Data records:
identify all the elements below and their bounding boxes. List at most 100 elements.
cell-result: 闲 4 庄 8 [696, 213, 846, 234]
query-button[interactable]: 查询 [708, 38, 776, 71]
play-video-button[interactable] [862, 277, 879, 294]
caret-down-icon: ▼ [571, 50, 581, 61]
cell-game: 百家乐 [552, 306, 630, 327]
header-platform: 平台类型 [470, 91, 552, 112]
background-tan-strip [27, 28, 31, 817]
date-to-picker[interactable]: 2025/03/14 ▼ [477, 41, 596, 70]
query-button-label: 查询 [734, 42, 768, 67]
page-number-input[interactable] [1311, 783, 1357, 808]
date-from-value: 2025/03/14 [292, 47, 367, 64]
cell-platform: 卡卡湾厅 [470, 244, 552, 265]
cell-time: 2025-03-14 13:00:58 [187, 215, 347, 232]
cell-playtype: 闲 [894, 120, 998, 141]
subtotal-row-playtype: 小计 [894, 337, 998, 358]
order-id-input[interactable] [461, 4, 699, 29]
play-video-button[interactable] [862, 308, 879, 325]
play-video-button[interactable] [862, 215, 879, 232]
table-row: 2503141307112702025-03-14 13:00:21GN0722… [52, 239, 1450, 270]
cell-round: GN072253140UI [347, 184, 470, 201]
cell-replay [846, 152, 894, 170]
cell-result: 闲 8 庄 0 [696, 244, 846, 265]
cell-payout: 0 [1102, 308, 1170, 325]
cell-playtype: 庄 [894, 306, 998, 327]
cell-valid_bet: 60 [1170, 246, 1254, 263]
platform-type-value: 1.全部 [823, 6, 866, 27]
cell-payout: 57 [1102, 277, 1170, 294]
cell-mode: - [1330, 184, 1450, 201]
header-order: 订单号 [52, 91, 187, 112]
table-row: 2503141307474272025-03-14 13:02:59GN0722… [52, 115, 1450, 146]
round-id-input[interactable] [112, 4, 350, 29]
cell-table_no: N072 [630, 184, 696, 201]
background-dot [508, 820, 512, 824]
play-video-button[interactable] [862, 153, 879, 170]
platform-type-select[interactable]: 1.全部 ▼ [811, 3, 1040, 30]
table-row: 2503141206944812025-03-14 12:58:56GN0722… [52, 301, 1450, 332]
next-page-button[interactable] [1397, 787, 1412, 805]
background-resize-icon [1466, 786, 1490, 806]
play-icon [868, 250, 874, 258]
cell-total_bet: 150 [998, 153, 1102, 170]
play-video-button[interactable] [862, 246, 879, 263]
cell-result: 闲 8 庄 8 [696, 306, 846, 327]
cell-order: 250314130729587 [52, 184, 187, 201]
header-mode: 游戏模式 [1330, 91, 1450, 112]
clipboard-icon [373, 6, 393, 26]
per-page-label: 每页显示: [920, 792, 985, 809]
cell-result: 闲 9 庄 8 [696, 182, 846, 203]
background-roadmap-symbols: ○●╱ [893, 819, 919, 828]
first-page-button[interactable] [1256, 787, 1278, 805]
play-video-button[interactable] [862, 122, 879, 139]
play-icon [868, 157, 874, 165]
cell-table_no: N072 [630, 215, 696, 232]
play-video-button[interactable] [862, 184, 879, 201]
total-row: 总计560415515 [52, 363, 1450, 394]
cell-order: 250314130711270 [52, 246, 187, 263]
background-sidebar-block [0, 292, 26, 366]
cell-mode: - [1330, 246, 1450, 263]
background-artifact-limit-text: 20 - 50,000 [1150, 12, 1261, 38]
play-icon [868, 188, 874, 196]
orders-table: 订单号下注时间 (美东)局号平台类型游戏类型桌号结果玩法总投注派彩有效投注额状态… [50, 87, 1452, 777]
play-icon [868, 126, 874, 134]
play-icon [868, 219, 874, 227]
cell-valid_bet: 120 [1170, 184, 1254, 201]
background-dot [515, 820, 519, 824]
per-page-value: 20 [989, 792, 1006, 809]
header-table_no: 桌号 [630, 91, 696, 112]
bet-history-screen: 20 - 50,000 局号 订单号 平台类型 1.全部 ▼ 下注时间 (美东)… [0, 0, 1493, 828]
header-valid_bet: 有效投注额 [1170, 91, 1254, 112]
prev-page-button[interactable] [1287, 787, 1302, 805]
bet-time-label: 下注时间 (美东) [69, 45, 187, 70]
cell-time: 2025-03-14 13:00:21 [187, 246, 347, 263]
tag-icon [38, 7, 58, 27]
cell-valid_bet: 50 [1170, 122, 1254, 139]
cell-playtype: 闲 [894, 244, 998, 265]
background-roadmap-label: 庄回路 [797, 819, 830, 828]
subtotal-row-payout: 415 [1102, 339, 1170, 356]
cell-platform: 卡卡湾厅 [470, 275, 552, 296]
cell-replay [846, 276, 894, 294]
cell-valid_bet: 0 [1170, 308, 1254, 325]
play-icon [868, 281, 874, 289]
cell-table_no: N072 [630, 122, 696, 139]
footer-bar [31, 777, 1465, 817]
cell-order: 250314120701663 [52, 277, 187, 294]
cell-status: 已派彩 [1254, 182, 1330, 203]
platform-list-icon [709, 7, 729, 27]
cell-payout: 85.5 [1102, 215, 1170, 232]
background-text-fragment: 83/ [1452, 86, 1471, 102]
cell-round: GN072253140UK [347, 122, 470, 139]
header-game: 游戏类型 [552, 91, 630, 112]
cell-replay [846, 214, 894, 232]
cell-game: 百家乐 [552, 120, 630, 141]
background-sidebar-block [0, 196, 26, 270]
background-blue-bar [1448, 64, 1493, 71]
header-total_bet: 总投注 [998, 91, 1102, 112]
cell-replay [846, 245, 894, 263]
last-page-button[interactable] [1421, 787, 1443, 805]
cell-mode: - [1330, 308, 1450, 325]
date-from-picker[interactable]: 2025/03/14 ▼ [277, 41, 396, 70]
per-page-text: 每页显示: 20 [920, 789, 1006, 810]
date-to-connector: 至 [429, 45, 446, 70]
--
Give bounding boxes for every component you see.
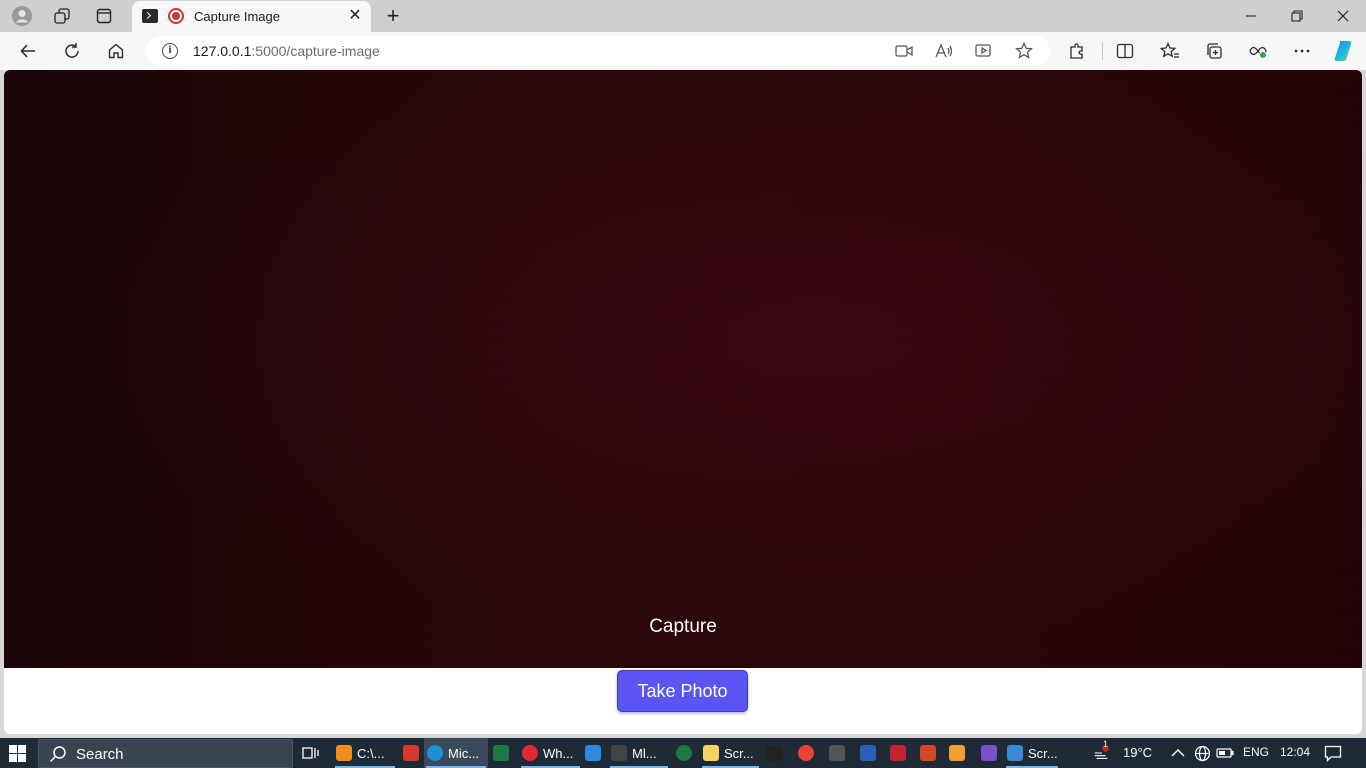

What is asked: Reproduce the items from the line with "identify all the" up to and including the line with "play-video-button[interactable] [862, 308, 879, 325]", keeping every line unchanged.

Written answer:
identify all the elements below and their bounding boxes. List at most 100 elements.
cell-result: 闲 4 庄 8 [696, 213, 846, 234]
query-button[interactable]: 查询 [708, 38, 776, 71]
play-video-button[interactable] [862, 277, 879, 294]
caret-down-icon: ▼ [571, 50, 581, 61]
cell-game: 百家乐 [552, 306, 630, 327]
header-platform: 平台类型 [470, 91, 552, 112]
background-tan-strip [27, 28, 31, 817]
date-to-picker[interactable]: 2025/03/14 ▼ [477, 41, 596, 70]
query-button-label: 查询 [734, 42, 768, 67]
page-number-input[interactable] [1311, 783, 1357, 808]
date-from-value: 2025/03/14 [292, 47, 367, 64]
cell-platform: 卡卡湾厅 [470, 244, 552, 265]
cell-time: 2025-03-14 13:00:58 [187, 215, 347, 232]
cell-playtype: 闲 [894, 120, 998, 141]
subtotal-row-playtype: 小计 [894, 337, 998, 358]
order-id-input[interactable] [461, 4, 699, 29]
play-video-button[interactable] [862, 308, 879, 325]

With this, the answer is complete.